(Saved data entries)

******************************

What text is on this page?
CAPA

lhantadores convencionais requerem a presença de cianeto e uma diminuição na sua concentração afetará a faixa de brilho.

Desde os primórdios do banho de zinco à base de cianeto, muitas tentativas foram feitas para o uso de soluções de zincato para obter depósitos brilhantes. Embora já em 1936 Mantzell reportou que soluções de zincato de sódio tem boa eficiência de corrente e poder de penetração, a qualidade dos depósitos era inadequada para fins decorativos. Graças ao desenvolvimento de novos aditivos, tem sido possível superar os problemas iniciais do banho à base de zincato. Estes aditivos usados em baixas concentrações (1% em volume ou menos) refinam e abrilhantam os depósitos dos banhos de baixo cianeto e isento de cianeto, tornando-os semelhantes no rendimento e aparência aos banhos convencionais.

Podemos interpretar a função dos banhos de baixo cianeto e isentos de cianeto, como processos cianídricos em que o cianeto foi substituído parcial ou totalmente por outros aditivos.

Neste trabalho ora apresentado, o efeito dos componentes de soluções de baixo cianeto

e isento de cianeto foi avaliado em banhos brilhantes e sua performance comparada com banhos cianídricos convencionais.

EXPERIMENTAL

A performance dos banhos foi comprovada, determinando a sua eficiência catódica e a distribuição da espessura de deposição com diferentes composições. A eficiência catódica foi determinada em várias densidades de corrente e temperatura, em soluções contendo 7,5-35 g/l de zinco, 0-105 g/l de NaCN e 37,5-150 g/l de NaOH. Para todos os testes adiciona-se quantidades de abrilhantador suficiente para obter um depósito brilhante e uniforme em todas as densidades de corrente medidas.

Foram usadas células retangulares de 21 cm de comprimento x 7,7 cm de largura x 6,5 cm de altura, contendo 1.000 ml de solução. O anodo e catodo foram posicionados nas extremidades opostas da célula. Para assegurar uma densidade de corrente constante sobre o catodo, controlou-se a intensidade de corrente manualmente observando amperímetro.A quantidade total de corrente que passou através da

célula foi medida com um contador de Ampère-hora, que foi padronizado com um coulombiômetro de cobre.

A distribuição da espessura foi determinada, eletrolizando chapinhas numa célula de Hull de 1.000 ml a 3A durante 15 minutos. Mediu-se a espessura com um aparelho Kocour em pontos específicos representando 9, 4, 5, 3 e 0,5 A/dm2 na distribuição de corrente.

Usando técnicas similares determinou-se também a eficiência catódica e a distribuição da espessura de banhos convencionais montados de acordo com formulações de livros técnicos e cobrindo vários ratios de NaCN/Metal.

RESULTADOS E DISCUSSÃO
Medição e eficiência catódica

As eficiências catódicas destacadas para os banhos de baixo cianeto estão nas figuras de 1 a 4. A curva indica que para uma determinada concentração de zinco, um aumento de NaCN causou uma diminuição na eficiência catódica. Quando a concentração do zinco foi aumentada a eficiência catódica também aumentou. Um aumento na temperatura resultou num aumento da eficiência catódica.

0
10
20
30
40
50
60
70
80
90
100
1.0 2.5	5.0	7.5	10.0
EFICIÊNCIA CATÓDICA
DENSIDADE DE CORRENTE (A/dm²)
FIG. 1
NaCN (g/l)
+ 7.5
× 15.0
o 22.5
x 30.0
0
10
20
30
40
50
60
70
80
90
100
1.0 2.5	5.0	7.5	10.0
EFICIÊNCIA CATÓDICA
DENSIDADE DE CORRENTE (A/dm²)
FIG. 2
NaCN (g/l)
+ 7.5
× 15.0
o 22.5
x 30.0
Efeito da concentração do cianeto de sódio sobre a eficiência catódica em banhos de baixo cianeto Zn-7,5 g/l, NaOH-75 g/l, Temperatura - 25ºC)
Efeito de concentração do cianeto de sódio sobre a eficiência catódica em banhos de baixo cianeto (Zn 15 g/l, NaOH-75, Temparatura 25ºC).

******************************

**OBJECTIVE:** Take the entries above and transcribe them in full.

**ANSWER TO THIS EXERCISE:**
What text is on this page?
CAPA

lhantadores convencionais requerem a presença de cianeto e uma diminuição na sua concentração afetará a faixa de brilho.

Desde os primórdios do banho de zinco à base de cianeto, muitas tentativas foram feitas para o uso de soluções de zincato para obter depósitos brilhantes. Embora já em 1936 Mantzell reportou que soluções de zincato de sódio tem boa eficiência de corrente e poder de penetração, a qualidade dos depósitos era inadequada para fins decorativos. Graças ao desenvolvimento de novos aditivos, tem sido possível superar os problemas iniciais do banho à base de zincato. Estes aditivos usados em baixas concentrações (1% em volume ou menos) refinam e abrilhantam os depósitos dos banhos de baixo cianeto e isento de cianeto, tornando-os semelhantes no rendimento e aparência aos banhos convencionais.

Podemos interpretar a função dos banhos de baixo cianeto e isentos de cianeto, como processos cianídricos em que o cianeto foi substituído parcial ou totalmente por outros aditivos.

Neste trabalho ora apresentado, o efeito dos componentes de soluções de baixo cianeto

e isento de cianeto foi avaliado em banhos brilhantes e sua performance comparada com banhos cianídricos convencionais.

EXPERIMENTAL

A performance dos banhos foi comprovada, determinando a sua eficiência catódica e a distribuição da espessura de deposição com diferentes composições. A eficiência catódica foi determinada em várias densidades de corrente e temperatura, em soluções contendo 7,5-35 g/l de zinco, 0-105 g/l de NaCN e 37,5-150 g/l de NaOH. Para todos os testes adiciona-se quantidades de abrilhantador suficiente para obter um depósito brilhante e uniforme em todas as densidades de corrente medidas.

Foram usadas células retangulares de 21 cm de comprimento x 7,7 cm de largura x 6,5 cm de altura, contendo 1.000 ml de solução. O anodo e catodo foram posicionados nas extremidades opostas da célula. Para assegurar uma densidade de corrente constante sobre o catodo, controlou-se a intensidade de corrente manualmente observando amperímetro.A quantidade total de corrente que passou através da

célula foi medida com um contador de Ampère-hora, que foi padronizado com um coulombiômetro de cobre.

A distribuição da espessura foi determinada, eletrolizando chapinhas numa célula de Hull de 1.000 ml a 3A durante 15 minutos. Mediu-se a espessura com um aparelho Kocour em pontos específicos representando 9, 4, 5, 3 e 0,5 A/dm2 na distribuição de corrente.

Usando técnicas similares determinou-se também a eficiência catódica e a distribuição da espessura de banhos convencionais montados de acordo com formulações de livros técnicos e cobrindo vários ratios de NaCN/Metal.

RESULTADOS E DISCUSSÃO
Medição e eficiência catódica

As eficiências catódicas destacadas para os banhos de baixo cianeto estão nas figuras de 1 a 4. A curva indica que para uma determinada concentração de zinco, um aumento de NaCN causou uma diminuição na eficiência catódica. Quando a concentração do zinco foi aumentada a eficiência catódica também aumentou. Um aumento na temperatura resultou num aumento da eficiência catódica.

0
10
20
30
40
50
60
70
80
90
100
1.0 2.5	5.0	7.5	10.0
EFICIÊNCIA CATÓDICA
DENSIDADE DE CORRENTE (A/dm²)
FIG. 1
NaCN (g/l)
+ 7.5
× 15.0
o 22.5
x 30.0
0
10
20
30
40
50
60
70
80
90
100
1.0 2.5	5.0	7.5	10.0
EFICIÊNCIA CATÓDICA
DENSIDADE DE CORRENTE (A/dm²)
FIG. 2
NaCN (g/l)
+ 7.5
× 15.0
o 22.5
x 30.0
Efeito da concentração do cianeto de sódio sobre a eficiência catódica em banhos de baixo cianeto Zn-7,5 g/l, NaOH-75 g/l, Temperatura - 25ºC)
Efeito de concentração do cianeto de sódio sobre a eficiência catódica em banhos de baixo cianeto (Zn 15 g/l, NaOH-75, Temparatura 25ºC).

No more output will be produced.